This Agreement may be executed in two or more counterparts, each of which shall
be deemed an original and all of which together shall be considered one and the
same agreement.
Section
9.10 Convenience of Forum;
Consent to Jurisdiction. The parties to this Agreement, acting
for themselves and for their respective successors and assigns, without regard
to domicile, citizenship or residence, hereby expressly and irrevocably elect as
the sole judicial forum for the adjudication of any matters arising under or in
connection with this Agreement, and consent and subject themselves to the
jurisdiction of, the courts of the State of New York located in County of New
York, and/or the United States District Court for the Southern District of New
York, in respect of any matter arising under this Agreement. Service of process,
notices and demands of such courts may be made upon any party to this Agreement
by personal service at any place where it may be found or giving notice to such
party as provided in Section 9.5.

[Recorded data]
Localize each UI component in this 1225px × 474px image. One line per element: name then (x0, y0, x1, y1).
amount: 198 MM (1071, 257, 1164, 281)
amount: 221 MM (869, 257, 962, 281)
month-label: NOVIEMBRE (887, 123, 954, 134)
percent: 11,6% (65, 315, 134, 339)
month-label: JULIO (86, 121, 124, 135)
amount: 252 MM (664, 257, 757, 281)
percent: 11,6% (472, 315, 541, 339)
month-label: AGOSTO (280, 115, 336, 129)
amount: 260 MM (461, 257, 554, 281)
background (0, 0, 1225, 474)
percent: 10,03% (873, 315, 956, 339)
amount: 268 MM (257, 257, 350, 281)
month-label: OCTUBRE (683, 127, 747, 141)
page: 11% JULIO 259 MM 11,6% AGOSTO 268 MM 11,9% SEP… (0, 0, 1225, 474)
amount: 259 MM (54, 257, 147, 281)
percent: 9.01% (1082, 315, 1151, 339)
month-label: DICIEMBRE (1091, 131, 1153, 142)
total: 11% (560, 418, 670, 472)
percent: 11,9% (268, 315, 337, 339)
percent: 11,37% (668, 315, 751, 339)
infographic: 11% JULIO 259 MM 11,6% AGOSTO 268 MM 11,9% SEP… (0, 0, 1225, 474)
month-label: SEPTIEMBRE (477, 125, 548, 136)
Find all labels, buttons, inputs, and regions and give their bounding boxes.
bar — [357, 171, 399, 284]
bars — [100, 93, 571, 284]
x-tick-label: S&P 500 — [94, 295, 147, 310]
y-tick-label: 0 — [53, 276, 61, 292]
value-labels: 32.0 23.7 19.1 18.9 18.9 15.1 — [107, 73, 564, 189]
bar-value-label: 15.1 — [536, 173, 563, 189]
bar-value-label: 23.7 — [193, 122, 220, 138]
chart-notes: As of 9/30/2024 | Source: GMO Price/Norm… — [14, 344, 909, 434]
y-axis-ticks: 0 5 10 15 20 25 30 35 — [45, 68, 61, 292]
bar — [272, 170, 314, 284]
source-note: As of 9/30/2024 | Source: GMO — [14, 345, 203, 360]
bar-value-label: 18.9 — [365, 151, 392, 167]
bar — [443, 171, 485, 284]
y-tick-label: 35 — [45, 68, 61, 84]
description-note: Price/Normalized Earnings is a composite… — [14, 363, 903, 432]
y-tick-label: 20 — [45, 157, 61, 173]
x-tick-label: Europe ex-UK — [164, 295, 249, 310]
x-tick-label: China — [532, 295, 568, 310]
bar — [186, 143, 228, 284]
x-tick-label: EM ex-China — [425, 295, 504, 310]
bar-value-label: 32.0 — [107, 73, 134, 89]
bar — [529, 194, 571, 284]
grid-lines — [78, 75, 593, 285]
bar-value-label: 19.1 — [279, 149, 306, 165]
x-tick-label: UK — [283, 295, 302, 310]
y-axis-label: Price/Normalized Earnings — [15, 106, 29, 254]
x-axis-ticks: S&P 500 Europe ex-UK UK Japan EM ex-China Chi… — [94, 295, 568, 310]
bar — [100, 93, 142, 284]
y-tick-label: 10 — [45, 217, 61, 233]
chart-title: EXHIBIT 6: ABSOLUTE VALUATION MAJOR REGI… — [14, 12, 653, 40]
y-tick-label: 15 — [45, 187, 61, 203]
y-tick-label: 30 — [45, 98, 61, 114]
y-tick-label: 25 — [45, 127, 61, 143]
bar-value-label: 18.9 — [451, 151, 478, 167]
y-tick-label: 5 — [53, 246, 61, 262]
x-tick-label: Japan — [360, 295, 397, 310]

● **EXERCISE 1**
In the contract excerpt, the parties elect a judicial forum without regard to certain personal attributes. List each of these attributes.
● **EXERCISE 2**
Set down the passage of the contract excerpt starting with "This Agreement may" and going on through "same agreement.".

● **FULL OUTPUT 1**
domicile, citizenship, residence

● **FULL OUTPUT 2**
This Agreement may be executed in two or more counterparts, each of which shall
be deemed an original and all of which together shall be considered one and the
same agreement.